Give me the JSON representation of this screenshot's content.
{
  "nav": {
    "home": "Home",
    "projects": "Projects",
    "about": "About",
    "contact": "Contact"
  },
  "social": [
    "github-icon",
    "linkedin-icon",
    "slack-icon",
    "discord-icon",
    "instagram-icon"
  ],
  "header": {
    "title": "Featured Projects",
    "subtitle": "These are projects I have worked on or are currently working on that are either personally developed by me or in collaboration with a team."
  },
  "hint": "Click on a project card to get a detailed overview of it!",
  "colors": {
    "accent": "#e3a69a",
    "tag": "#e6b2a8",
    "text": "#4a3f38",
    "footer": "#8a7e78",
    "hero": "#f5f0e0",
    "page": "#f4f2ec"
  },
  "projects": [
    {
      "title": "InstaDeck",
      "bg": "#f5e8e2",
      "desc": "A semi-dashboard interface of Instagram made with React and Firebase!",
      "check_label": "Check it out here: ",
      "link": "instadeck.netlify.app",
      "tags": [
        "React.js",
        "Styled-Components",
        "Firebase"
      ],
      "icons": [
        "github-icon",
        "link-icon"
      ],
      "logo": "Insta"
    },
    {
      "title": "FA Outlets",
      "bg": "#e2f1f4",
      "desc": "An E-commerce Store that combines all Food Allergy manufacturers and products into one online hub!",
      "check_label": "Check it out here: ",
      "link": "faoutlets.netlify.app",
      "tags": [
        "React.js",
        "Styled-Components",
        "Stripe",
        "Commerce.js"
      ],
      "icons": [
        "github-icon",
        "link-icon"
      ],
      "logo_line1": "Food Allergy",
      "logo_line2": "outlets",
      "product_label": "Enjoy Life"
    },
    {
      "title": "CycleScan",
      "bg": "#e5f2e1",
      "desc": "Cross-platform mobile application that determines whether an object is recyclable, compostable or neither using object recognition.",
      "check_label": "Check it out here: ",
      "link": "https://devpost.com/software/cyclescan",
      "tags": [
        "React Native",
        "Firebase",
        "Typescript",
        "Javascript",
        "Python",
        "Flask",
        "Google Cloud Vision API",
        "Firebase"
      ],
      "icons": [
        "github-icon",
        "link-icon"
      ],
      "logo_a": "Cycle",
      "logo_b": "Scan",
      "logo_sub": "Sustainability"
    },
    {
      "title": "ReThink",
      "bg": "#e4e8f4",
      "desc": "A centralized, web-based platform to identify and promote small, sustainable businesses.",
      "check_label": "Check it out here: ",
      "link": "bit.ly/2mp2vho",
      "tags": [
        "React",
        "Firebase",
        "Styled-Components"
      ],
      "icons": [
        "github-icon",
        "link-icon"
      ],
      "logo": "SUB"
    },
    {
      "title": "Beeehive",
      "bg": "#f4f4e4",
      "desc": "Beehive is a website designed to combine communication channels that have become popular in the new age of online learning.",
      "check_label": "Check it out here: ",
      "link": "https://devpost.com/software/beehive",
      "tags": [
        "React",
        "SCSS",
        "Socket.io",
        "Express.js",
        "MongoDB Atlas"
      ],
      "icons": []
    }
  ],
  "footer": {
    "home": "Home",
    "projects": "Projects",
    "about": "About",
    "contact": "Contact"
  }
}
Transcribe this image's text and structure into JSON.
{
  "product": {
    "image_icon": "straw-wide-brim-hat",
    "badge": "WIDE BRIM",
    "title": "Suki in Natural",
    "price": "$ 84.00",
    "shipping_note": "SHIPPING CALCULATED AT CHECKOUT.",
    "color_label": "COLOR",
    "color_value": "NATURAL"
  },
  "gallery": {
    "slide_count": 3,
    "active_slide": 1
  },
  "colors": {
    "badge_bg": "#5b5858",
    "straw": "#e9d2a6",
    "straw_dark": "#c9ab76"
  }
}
--------------------------------------------------
=== Stated problem ===
Print from the line containing "Transcribe this image's" to the last line above, exactly as written.

=== Exercise solution ===
Transcribe this image's text and structure into JSON.
{
  "product": {
    "image_icon": "straw-wide-brim-hat",
    "badge": "WIDE BRIM",
    "title": "Suki in Natural",
    "price": "$ 84.00",
    "shipping_note": "SHIPPING CALCULATED AT CHECKOUT.",
    "color_label": "COLOR",
    "color_value": "NATURAL"
  },
  "gallery": {
    "slide_count": 3,
    "active_slide": 1
  },
  "colors": {
    "badge_bg": "#5b5858",
    "straw": "#e9d2a6",
    "straw_dark": "#c9ab76"
  }
}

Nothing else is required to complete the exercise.